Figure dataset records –
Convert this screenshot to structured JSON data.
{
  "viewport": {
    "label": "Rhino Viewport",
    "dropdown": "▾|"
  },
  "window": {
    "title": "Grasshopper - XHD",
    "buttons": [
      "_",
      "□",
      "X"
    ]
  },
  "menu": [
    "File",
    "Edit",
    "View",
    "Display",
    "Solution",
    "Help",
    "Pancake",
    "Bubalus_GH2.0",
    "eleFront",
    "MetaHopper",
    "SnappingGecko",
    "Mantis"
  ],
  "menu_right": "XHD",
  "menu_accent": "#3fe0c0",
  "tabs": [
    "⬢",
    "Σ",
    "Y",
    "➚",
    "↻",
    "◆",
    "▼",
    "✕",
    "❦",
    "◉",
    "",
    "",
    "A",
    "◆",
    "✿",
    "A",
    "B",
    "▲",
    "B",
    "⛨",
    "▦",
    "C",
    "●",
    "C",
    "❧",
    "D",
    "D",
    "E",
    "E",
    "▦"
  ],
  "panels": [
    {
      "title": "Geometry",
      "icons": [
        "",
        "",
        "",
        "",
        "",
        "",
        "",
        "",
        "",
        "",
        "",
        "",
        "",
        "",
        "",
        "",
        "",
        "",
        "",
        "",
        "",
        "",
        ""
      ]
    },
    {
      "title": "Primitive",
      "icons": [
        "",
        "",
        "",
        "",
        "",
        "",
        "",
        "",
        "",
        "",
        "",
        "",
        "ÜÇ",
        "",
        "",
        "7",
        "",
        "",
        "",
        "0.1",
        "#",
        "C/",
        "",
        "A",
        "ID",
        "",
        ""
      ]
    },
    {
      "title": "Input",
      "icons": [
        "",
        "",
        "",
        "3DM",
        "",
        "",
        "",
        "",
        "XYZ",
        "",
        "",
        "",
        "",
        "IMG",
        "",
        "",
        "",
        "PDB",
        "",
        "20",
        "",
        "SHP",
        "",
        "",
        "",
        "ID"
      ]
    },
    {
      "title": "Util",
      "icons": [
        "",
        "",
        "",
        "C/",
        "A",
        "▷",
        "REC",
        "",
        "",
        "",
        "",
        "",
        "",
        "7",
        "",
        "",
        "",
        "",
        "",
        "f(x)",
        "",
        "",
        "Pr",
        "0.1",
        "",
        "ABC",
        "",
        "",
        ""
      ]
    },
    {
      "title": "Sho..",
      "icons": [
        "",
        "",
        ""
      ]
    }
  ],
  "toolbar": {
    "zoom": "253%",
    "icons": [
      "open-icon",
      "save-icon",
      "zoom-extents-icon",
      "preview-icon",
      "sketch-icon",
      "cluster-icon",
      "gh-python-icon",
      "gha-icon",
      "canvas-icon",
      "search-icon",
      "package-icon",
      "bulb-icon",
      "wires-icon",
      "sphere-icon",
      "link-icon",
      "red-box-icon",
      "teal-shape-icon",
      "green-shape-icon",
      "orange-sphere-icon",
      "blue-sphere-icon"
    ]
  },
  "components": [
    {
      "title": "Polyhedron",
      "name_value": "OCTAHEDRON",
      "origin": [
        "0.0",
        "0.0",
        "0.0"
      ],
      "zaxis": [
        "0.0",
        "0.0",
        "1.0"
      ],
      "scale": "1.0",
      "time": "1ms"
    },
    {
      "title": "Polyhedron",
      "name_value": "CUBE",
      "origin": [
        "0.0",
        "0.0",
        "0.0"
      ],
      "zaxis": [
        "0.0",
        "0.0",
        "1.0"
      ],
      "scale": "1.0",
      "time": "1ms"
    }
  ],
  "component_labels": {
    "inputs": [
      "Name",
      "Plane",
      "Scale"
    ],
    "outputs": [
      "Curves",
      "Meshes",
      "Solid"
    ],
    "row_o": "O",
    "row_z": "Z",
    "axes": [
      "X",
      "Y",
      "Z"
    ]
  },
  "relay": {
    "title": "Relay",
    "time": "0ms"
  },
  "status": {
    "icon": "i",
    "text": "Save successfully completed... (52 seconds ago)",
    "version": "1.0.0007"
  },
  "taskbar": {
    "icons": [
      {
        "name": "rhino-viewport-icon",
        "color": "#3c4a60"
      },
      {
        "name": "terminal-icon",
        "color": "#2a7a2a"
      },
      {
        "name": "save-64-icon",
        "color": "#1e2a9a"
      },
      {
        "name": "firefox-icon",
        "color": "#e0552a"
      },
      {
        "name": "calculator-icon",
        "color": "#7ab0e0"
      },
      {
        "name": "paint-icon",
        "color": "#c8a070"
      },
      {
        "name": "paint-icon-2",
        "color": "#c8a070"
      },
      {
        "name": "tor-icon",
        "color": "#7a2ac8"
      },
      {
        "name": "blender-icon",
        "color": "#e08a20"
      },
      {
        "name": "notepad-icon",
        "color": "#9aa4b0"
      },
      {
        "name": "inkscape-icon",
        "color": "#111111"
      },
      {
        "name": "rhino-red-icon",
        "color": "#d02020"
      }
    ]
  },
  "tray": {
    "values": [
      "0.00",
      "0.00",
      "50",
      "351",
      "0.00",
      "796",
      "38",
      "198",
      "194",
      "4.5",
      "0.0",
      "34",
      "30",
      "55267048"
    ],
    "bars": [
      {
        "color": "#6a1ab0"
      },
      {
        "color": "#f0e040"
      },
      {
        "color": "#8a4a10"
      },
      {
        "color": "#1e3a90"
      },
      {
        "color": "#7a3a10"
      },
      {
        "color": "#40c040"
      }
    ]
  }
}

Task to carry out – Set down the entries above again, word for word.

Final answer –
Convert this screenshot to structured JSON data.
{
  "viewport": {
    "label": "Rhino Viewport",
    "dropdown": "▾|"
  },
  "window": {
    "title": "Grasshopper - XHD",
    "buttons": [
      "_",
      "□",
      "X"
    ]
  },
  "menu": [
    "File",
    "Edit",
    "View",
    "Display",
    "Solution",
    "Help",
    "Pancake",
    "Bubalus_GH2.0",
    "eleFront",
    "MetaHopper",
    "SnappingGecko",
    "Mantis"
  ],
  "menu_right": "XHD",
  "menu_accent": "#3fe0c0",
  "tabs": [
    "⬢",
    "Σ",
    "Y",
    "➚",
    "↻",
    "◆",
    "▼",
    "✕",
    "❦",
    "◉",
    "",
    "",
    "A",
    "◆",
    "✿",
    "A",
    "B",
    "▲",
    "B",
    "⛨",
    "▦",
    "C",
    "●",
    "C",
    "❧",
    "D",
    "D",
    "E",
    "E",
    "▦"
  ],
  "panels": [
    {
      "title": "Geometry",
      "icons": [
        "",
        "",
        "",
        "",
        "",
        "",
        "",
        "",
        "",
        "",
        "",
        "",
        "",
        "",
        "",
        "",
        "",
        "",
        "",
        "",
        "",
        "",
        ""
      ]
    },
    {
      "title": "Primitive",
      "icons": [
        "",
        "",
        "",
        "",
        "",
        "",
        "",
        "",
        "",
        "",
        "",
        "",
        "ÜÇ",
        "",
        "",
        "7",
        "",
        "",
        "",
        "0.1",
        "#",
        "C/",
        "",
        "A",
        "ID",
        "",
        ""
      ]
    },
    {
      "title": "Input",
      "icons": [
        "",
        "",
        "",
        "3DM",
        "",
        "",
        "",
        "",
        "XYZ",
        "",
        "",
        "",
        "",
        "IMG",
        "",
        "",
        "",
        "PDB",
        "",
        "20",
        "",
        "SHP",
        "",
        "",
        "",
        "ID"
      ]
    },
    {
      "title": "Util",
      "icons": [
        "",
        "",
        "",
        "C/",
        "A",
        "▷",
        "REC",
        "",
        "",
        "",
        "",
        "",
        "",
        "7",
        "",
        "",
        "",
        "",
        "",
        "f(x)",
        "",
        "",
        "Pr",
        "0.1",
        "",
        "ABC",
        "",
        "",
        ""
      ]
    },
    {
      "title": "Sho..",
      "icons": [
        "",
        "",
        ""
      ]
    }
  ],
  "toolbar": {
    "zoom": "253%",
    "icons": [
      "open-icon",
      "save-icon",
      "zoom-extents-icon",
      "preview-icon",
      "sketch-icon",
      "cluster-icon",
      "gh-python-icon",
      "gha-icon",
      "canvas-icon",
      "search-icon",
      "package-icon",
      "bulb-icon",
      "wires-icon",
      "sphere-icon",
      "link-icon",
      "red-box-icon",
      "teal-shape-icon",
      "green-shape-icon",
      "orange-sphere-icon",
      "blue-sphere-icon"
    ]
  },
  "components": [
    {
      "title": "Polyhedron",
      "name_value": "OCTAHEDRON",
      "origin": [
        "0.0",
        "0.0",
        "0.0"
      ],
      "zaxis": [
        "0.0",
        "0.0",
        "1.0"
      ],
      "scale": "1.0",
      "time": "1ms"
    },
    {
      "title": "Polyhedron",
      "name_value": "CUBE",
      "origin": [
        "0.0",
        "0.0",
        "0.0"
      ],
      "zaxis": [
        "0.0",
        "0.0",
        "1.0"
      ],
      "scale": "1.0",
      "time": "1ms"
    }
  ],
  "component_labels": {
    "inputs": [
      "Name",
      "Plane",
      "Scale"
    ],
    "outputs": [
      "Curves",
      "Meshes",
      "Solid"
    ],
    "row_o": "O",
    "row_z": "Z",
    "axes": [
      "X",
      "Y",
      "Z"
    ]
  },
  "relay": {
    "title": "Relay",
    "time": "0ms"
  },
  "status": {
    "icon": "i",
    "text": "Save successfully completed... (52 seconds ago)",
    "version": "1.0.0007"
  },
  "taskbar": {
    "icons": [
      {
        "name": "rhino-viewport-icon",
        "color": "#3c4a60"
      },
      {
        "name": "terminal-icon",
        "color": "#2a7a2a"
      },
      {
        "name": "save-64-icon",
        "color": "#1e2a9a"
      },
      {
        "name": "firefox-icon",
        "color": "#e0552a"
      },
      {
        "name": "calculator-icon",
        "color": "#7ab0e0"
      },
      {
        "name": "paint-icon",
        "color": "#c8a070"
      },
      {
        "name": "paint-icon-2",
        "color": "#c8a070"
      },
      {
        "name": "tor-icon",
        "color": "#7a2ac8"
      },
      {
        "name": "blender-icon",
        "color": "#e08a20"
      },
      {
        "name": "notepad-icon",
        "color": "#9aa4b0"
      },
      {
        "name": "inkscape-icon",
        "color": "#111111"
      },
      {
        "name": "rhino-red-icon",
        "color": "#d02020"
      }
    ]
  },
  "tray": {
    "values": [
      "0.00",
      "0.00",
      "50",
      "351",
      "0.00",
      "796",
      "38",
      "198",
      "194",
      "4.5",
      "0.0",
      "34",
      "30",
      "55267048"
    ],
    "bars": [
      {
        "color": "#6a1ab0"
      },
      {
        "color": "#f0e040"
      },
      {
        "color": "#8a4a10"
      },
      {
        "color": "#1e3a90"
      },
      {
        "color": "#7a3a10"
      },
      {
        "color": "#40c040"
      }
    ]
  }
}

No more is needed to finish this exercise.